Job: Quote the records that follow in full and exactly; leave out the pictures.

Stored items from a collection:
-- Start --
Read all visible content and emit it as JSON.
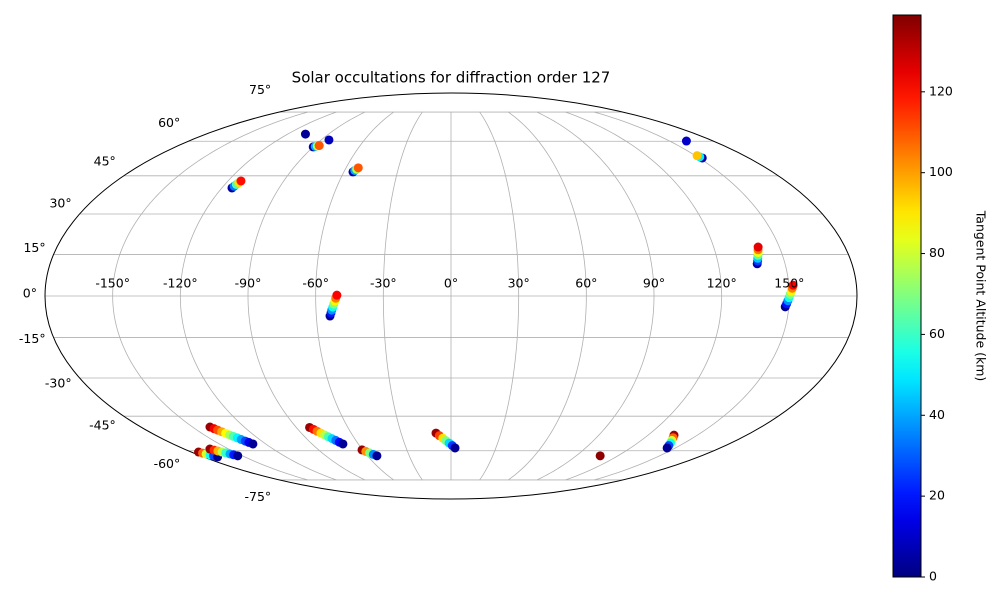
{
  "chart_data": {
    "type": "scatter",
    "projection": "mollweide",
    "colormap": "jet",
    "title": "Solar occultations for diffraction order 127",
    "colorbar_label": "Tangent Point Altitude (km)",
    "clim": [
      0,
      139
    ],
    "cticks": [
      0,
      20,
      40,
      60,
      80,
      100,
      120
    ],
    "grid": true,
    "xticks": [
      {
        "value": -150,
        "label": "-150°"
      },
      {
        "value": -120,
        "label": "-120°"
      },
      {
        "value": -90,
        "label": "-90°"
      },
      {
        "value": -60,
        "label": "-60°"
      },
      {
        "value": -30,
        "label": "-30°"
      },
      {
        "value": 0,
        "label": "0°"
      },
      {
        "value": 30,
        "label": "30°"
      },
      {
        "value": 60,
        "label": "60°"
      },
      {
        "value": 90,
        "label": "90°"
      },
      {
        "value": 120,
        "label": "120°"
      },
      {
        "value": 150,
        "label": "150°"
      }
    ],
    "yticks": [
      {
        "value": -75,
        "label": "-75°"
      },
      {
        "value": -60,
        "label": "-60°"
      },
      {
        "value": -45,
        "label": "-45°"
      },
      {
        "value": -30,
        "label": "-30°"
      },
      {
        "value": -15,
        "label": "-15°"
      },
      {
        "value": 0,
        "label": "0°"
      },
      {
        "value": 15,
        "label": "15°"
      },
      {
        "value": 30,
        "label": "30°"
      },
      {
        "value": 45,
        "label": "45°"
      },
      {
        "value": 60,
        "label": "60°"
      },
      {
        "value": 75,
        "label": "75°"
      }
    ],
    "series": [
      {
        "x": [
          -107
        ],
        "y": [
          63.4
        ],
        "c": [
          3
        ]
      },
      {
        "x": [
          -90,
          -89,
          -88,
          -87
        ],
        "y": [
          57.4,
          57.6,
          57.8,
          58
        ],
        "c": [
          5,
          40,
          75,
          110
        ]
      },
      {
        "x": [
          -84.6
        ],
        "y": [
          60.6
        ],
        "c": [
          8
        ]
      },
      {
        "x": [
          -54.9,
          -54.3,
          -53.6,
          -53
        ],
        "y": [
          46.6,
          47.2,
          47.7,
          48.3
        ],
        "c": [
          5,
          40,
          75,
          110
        ]
      },
      {
        "x": [
          -114.7,
          -114.3,
          -113.9,
          -113.4,
          -113
        ],
        "y": [
          40.1,
          40.8,
          41.5,
          42.2,
          42.9
        ],
        "c": [
          5,
          34,
          62,
          91,
          120
        ]
      },
      {
        "x": [
          161.6
        ],
        "y": [
          60.1
        ],
        "c": [
          10
        ]
      },
      {
        "x": [
          151.9,
          151.5,
          151
        ],
        "y": [
          52.5,
          53,
          53.5
        ],
        "c": [
          5,
          50,
          95
        ]
      },
      {
        "x": [
          137.5,
          138,
          138.4,
          138.9,
          139.4,
          139.8,
          140.3
        ],
        "y": [
          11.6,
          12.6,
          13.6,
          14.7,
          15.7,
          16.7,
          17.7
        ],
        "c": [
          5,
          25,
          45,
          65,
          85,
          105,
          125
        ]
      },
      {
        "x": [
          148.4,
          148.9,
          149.4,
          149.9,
          150.4,
          150.9,
          151.4,
          151.9
        ],
        "y": [
          -3.9,
          -2.8,
          -1.7,
          -0.6,
          0.6,
          1.7,
          2.8,
          3.9
        ],
        "c": [
          3,
          20,
          37,
          54,
          71,
          88,
          105,
          122
        ]
      },
      {
        "x": [
          -53.9,
          -53.4,
          -53,
          -52.5,
          -52,
          -51.5,
          -51.1,
          -50.6
        ],
        "y": [
          -7.2,
          -6.1,
          -5.1,
          -4,
          -2.9,
          -1.8,
          -0.8,
          0.3
        ],
        "c": [
          3,
          20,
          37,
          54,
          71,
          88,
          105,
          122
        ]
      },
      {
        "x": [
          -139.9,
          -138.8,
          -137.8,
          -136.7,
          -135.7,
          -134.6,
          -133.6,
          -132.5,
          -131.5,
          -130.4,
          -129.4,
          -128.3
        ],
        "y": [
          -49.5,
          -50.2,
          -50.8,
          -51.5,
          -52.2,
          -52.9,
          -53.5,
          -54.2,
          -54.9,
          -55.6,
          -56.2,
          -56.9
        ],
        "c": [
          135,
          123,
          111,
          99,
          87,
          75,
          63,
          51,
          39,
          27,
          15,
          3
        ]
      },
      {
        "x": [
          -175,
          -173.9,
          -172.9,
          -171.8,
          -170.8,
          -169.7
        ],
        "y": [
          -60.6,
          -61.1,
          -61.5,
          -62,
          -62.4,
          -62.9
        ],
        "c": [
          135,
          108,
          81,
          54,
          27,
          3
        ]
      },
      {
        "x": [
          -162.7,
          -161.4,
          -160,
          -158.7,
          -157.4,
          -156,
          -154.7,
          -153.4
        ],
        "y": [
          -59.2,
          -59.7,
          -60.1,
          -60.6,
          -61,
          -61.5,
          -61.9,
          -62.4
        ],
        "c": [
          135,
          116,
          97,
          78,
          59,
          40,
          21,
          3
        ]
      },
      {
        "x": [
          -82.3,
          -80.9,
          -79.6,
          -78.2,
          -76.8,
          -75.5,
          -74.1,
          -72.7,
          -71.4,
          -70
        ],
        "y": [
          -49.7,
          -50.5,
          -51.3,
          -52.1,
          -52.9,
          -53.7,
          -54.5,
          -55.3,
          -56.1,
          -56.9
        ],
        "c": [
          135,
          120,
          106,
          91,
          77,
          62,
          47,
          33,
          18,
          3
        ]
      },
      {
        "x": [
          -60.5,
          -58.7,
          -56.9,
          -55.1,
          -53.3
        ],
        "y": [
          -59.6,
          -60.3,
          -61,
          -61.7,
          -62.4
        ],
        "c": [
          135,
          102,
          69,
          36,
          3
        ]
      },
      {
        "x": [
          -9,
          -7.1,
          -5.1,
          -3.2,
          -1.2,
          0.8,
          2.7
        ],
        "y": [
          -52.1,
          -53.2,
          -54.3,
          -55.4,
          -56.5,
          -57.6,
          -58.7
        ],
        "c": [
          135,
          113,
          91,
          69,
          47,
          25,
          3
        ]
      },
      {
        "x": [
          107.3
        ],
        "y": [
          -62.4
        ],
        "c": [
          137
        ]
      },
      {
        "x": [
          135.8,
          137.5,
          139.3,
          141,
          142.8,
          144.5
        ],
        "y": [
          -53,
          -54.1,
          -55.3,
          -56.4,
          -57.6,
          -58.7
        ],
        "c": [
          135,
          108,
          81,
          54,
          27,
          3
        ]
      }
    ]
  }
}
-- End --
Solved problem:
Read all visible content and emit it as JSON.
{
  "chart_data": {
    "type": "scatter",
    "projection": "mollweide",
    "colormap": "jet",
    "title": "Solar occultations for diffraction order 127",
    "colorbar_label": "Tangent Point Altitude (km)",
    "clim": [
      0,
      139
    ],
    "cticks": [
      0,
      20,
      40,
      60,
      80,
      100,
      120
    ],
    "grid": true,
    "xticks": [
      {
        "value": -150,
        "label": "-150°"
      },
      {
        "value": -120,
        "label": "-120°"
      },
      {
        "value": -90,
        "label": "-90°"
      },
      {
        "value": -60,
        "label": "-60°"
      },
      {
        "value": -30,
        "label": "-30°"
      },
      {
        "value": 0,
        "label": "0°"
      },
      {
        "value": 30,
        "label": "30°"
      },
      {
        "value": 60,
        "label": "60°"
      },
      {
        "value": 90,
        "label": "90°"
      },
      {
        "value": 120,
        "label": "120°"
      },
      {
        "value": 150,
        "label": "150°"
      }
    ],
    "yticks": [
      {
        "value": -75,
        "label": "-75°"
      },
      {
        "value": -60,
        "label": "-60°"
      },
      {
        "value": -45,
        "label": "-45°"
      },
      {
        "value": -30,
        "label": "-30°"
      },
      {
        "value": -15,
        "label": "-15°"
      },
      {
        "value": 0,
        "label": "0°"
      },
      {
        "value": 15,
        "label": "15°"
      },
      {
        "value": 30,
        "label": "30°"
      },
      {
        "value": 45,
        "label": "45°"
      },
      {
        "value": 60,
        "label": "60°"
      },
      {
        "value": 75,
        "label": "75°"
      }
    ],
    "series": [
      {
        "x": [
          -107
        ],
        "y": [
          63.4
        ],
        "c": [
          3
        ]
      },
      {
        "x": [
          -90,
          -89,
          -88,
          -87
        ],
        "y": [
          57.4,
          57.6,
          57.8,
          58
        ],
        "c": [
          5,
          40,
          75,
          110
        ]
      },
      {
        "x": [
          -84.6
        ],
        "y": [
          60.6
        ],
        "c": [
          8
        ]
      },
      {
        "x": [
          -54.9,
          -54.3,
          -53.6,
          -53
        ],
        "y": [
          46.6,
          47.2,
          47.7,
          48.3
        ],
        "c": [
          5,
          40,
          75,
          110
        ]
      },
      {
        "x": [
          -114.7,
          -114.3,
          -113.9,
          -113.4,
          -113
        ],
        "y": [
          40.1,
          40.8,
          41.5,
          42.2,
          42.9
        ],
        "c": [
          5,
          34,
          62,
          91,
          120
        ]
      },
      {
        "x": [
          161.6
        ],
        "y": [
          60.1
        ],
        "c": [
          10
        ]
      },
      {
        "x": [
          151.9,
          151.5,
          151
        ],
        "y": [
          52.5,
          53,
          53.5
        ],
        "c": [
          5,
          50,
          95
        ]
      },
      {
        "x": [
          137.5,
          138,
          138.4,
          138.9,
          139.4,
          139.8,
          140.3
        ],
        "y": [
          11.6,
          12.6,
          13.6,
          14.7,
          15.7,
          16.7,
          17.7
        ],
        "c": [
          5,
          25,
          45,
          65,
          85,
          105,
          125
        ]
      },
      {
        "x": [
          148.4,
          148.9,
          149.4,
          149.9,
          150.4,
          150.9,
          151.4,
          151.9
        ],
        "y": [
          -3.9,
          -2.8,
          -1.7,
          -0.6,
          0.6,
          1.7,
          2.8,
          3.9
        ],
        "c": [
          3,
          20,
          37,
          54,
          71,
          88,
          105,
          122
        ]
      },
      {
        "x": [
          -53.9,
          -53.4,
          -53,
          -52.5,
          -52,
          -51.5,
          -51.1,
          -50.6
        ],
        "y": [
          -7.2,
          -6.1,
          -5.1,
          -4,
          -2.9,
          -1.8,
          -0.8,
          0.3
        ],
        "c": [
          3,
          20,
          37,
          54,
          71,
          88,
          105,
          122
        ]
      },
      {
        "x": [
          -139.9,
          -138.8,
          -137.8,
          -136.7,
          -135.7,
          -134.6,
          -133.6,
          -132.5,
          -131.5,
          -130.4,
          -129.4,
          -128.3
        ],
        "y": [
          -49.5,
          -50.2,
          -50.8,
          -51.5,
          -52.2,
          -52.9,
          -53.5,
          -54.2,
          -54.9,
          -55.6,
          -56.2,
          -56.9
        ],
        "c": [
          135,
          123,
          111,
          99,
          87,
          75,
          63,
          51,
          39,
          27,
          15,
          3
        ]
      },
      {
        "x": [
          -175,
          -173.9,
          -172.9,
          -171.8,
          -170.8,
          -169.7
        ],
        "y": [
          -60.6,
          -61.1,
          -61.5,
          -62,
          -62.4,
          -62.9
        ],
        "c": [
          135,
          108,
          81,
          54,
          27,
          3
        ]
      },
      {
        "x": [
          -162.7,
          -161.4,
          -160,
          -158.7,
          -157.4,
          -156,
          -154.7,
          -153.4
        ],
        "y": [
          -59.2,
          -59.7,
          -60.1,
          -60.6,
          -61,
          -61.5,
          -61.9,
          -62.4
        ],
        "c": [
          135,
          116,
          97,
          78,
          59,
          40,
          21,
          3
        ]
      },
      {
        "x": [
          -82.3,
          -80.9,
          -79.6,
          -78.2,
          -76.8,
          -75.5,
          -74.1,
          -72.7,
          -71.4,
          -70
        ],
        "y": [
          -49.7,
          -50.5,
          -51.3,
          -52.1,
          -52.9,
          -53.7,
          -54.5,
          -55.3,
          -56.1,
          -56.9
        ],
        "c": [
          135,
          120,
          106,
          91,
          77,
          62,
          47,
          33,
          18,
          3
        ]
      },
      {
        "x": [
          -60.5,
          -58.7,
          -56.9,
          -55.1,
          -53.3
        ],
        "y": [
          -59.6,
          -60.3,
          -61,
          -61.7,
          -62.4
        ],
        "c": [
          135,
          102,
          69,
          36,
          3
        ]
      },
      {
        "x": [
          -9,
          -7.1,
          -5.1,
          -3.2,
          -1.2,
          0.8,
          2.7
        ],
        "y": [
          -52.1,
          -53.2,
          -54.3,
          -55.4,
          -56.5,
          -57.6,
          -58.7
        ],
        "c": [
          135,
          113,
          91,
          69,
          47,
          25,
          3
        ]
      },
      {
        "x": [
          107.3
        ],
        "y": [
          -62.4
        ],
        "c": [
          137
        ]
      },
      {
        "x": [
          135.8,
          137.5,
          139.3,
          141,
          142.8,
          144.5
        ],
        "y": [
          -53,
          -54.1,
          -55.3,
          -56.4,
          -57.6,
          -58.7
        ],
        "c": [
          135,
          108,
          81,
          54,
          27,
          3
        ]
      }
    ]
  }
}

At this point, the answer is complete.